## Exercise details
Could you render the lines starting at the one that contains "macd-signal-value: 0.525 [136, 636, 167, 650]" and ending at the one that contains "time-axis-label: 5 Apr", both included, as a JSON list of strings with one string per line and blank lines left out?

## Material for the task
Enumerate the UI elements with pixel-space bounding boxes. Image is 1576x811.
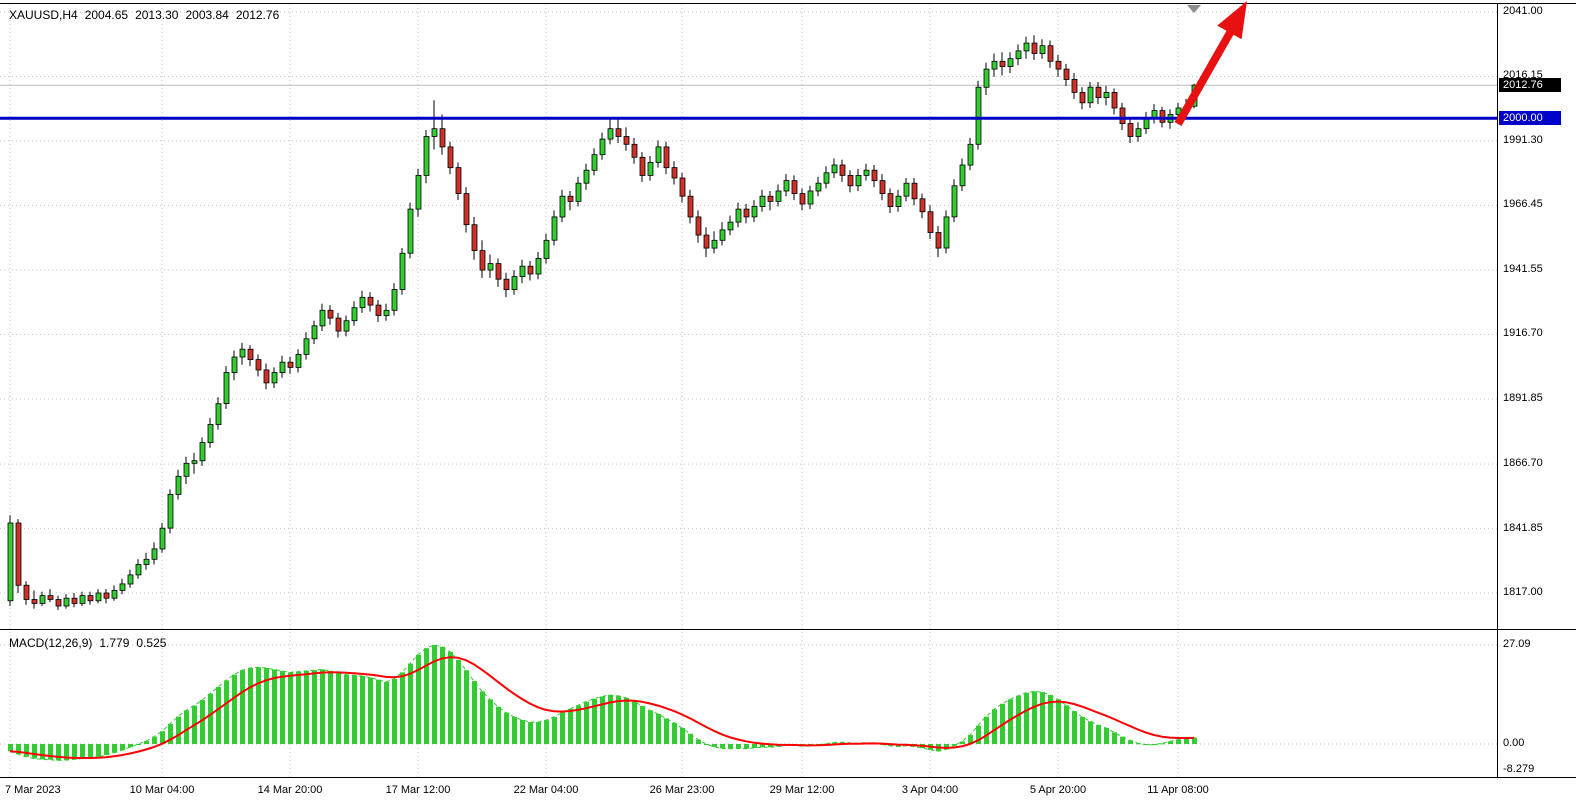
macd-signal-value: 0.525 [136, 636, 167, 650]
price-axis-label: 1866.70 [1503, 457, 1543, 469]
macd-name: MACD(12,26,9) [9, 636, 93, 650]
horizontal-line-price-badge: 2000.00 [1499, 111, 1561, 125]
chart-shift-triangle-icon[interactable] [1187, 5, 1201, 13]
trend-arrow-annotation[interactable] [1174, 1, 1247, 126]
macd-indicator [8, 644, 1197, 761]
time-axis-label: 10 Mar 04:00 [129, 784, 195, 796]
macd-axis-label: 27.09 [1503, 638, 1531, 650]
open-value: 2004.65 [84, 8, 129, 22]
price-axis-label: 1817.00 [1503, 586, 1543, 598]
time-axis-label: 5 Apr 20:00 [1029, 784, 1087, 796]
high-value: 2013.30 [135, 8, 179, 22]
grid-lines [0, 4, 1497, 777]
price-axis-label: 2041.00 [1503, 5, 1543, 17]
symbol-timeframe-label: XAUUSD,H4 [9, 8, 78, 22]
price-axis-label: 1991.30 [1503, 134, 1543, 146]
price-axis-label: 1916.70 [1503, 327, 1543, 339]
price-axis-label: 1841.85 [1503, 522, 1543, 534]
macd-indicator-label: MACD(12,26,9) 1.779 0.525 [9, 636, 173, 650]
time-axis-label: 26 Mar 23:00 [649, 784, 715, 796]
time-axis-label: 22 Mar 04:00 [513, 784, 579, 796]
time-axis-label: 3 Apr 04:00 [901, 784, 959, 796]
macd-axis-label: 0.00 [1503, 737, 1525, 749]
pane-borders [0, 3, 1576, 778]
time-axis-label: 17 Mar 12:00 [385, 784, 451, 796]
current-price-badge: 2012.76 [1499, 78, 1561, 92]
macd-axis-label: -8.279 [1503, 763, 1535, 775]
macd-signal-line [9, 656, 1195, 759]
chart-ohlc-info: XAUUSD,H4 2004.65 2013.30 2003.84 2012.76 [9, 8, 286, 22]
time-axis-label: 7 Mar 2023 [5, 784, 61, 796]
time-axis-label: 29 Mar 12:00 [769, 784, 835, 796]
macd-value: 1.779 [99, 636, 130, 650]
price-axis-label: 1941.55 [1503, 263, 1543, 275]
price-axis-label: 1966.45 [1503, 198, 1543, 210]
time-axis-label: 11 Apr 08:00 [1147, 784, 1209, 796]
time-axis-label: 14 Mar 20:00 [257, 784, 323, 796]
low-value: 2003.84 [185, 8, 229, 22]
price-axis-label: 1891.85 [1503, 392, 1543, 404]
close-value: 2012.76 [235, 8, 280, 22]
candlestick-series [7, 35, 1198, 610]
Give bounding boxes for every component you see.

## Reply to the task
[
  "macd-signal-value: 0.525 [136, 636, 167, 650]",
  "price-axis-label: 1866.70 [1503, 457, 1543, 469]",
  "macd-name: MACD(12,26,9) [9, 636, 93, 650]",
  "horizontal-line-price-badge: 2000.00 [1499, 111, 1561, 125]",
  "chart-shift-triangle-icon[interactable] [1187, 5, 1201, 13]",
  "trend-arrow-annotation[interactable] [1174, 1, 1247, 126]",
  "macd-indicator [8, 644, 1197, 761]",
  "time-axis-label: 10 Mar 04:00 [129, 784, 195, 796]",
  "macd-axis-label: 27.09 [1503, 638, 1531, 650]",
  "open-value: 2004.65 [84, 8, 129, 22]",
  "price-axis-label: 1817.00 [1503, 586, 1543, 598]",
  "time-axis-label: 5 Apr 20:00 [1029, 784, 1087, 796]"
]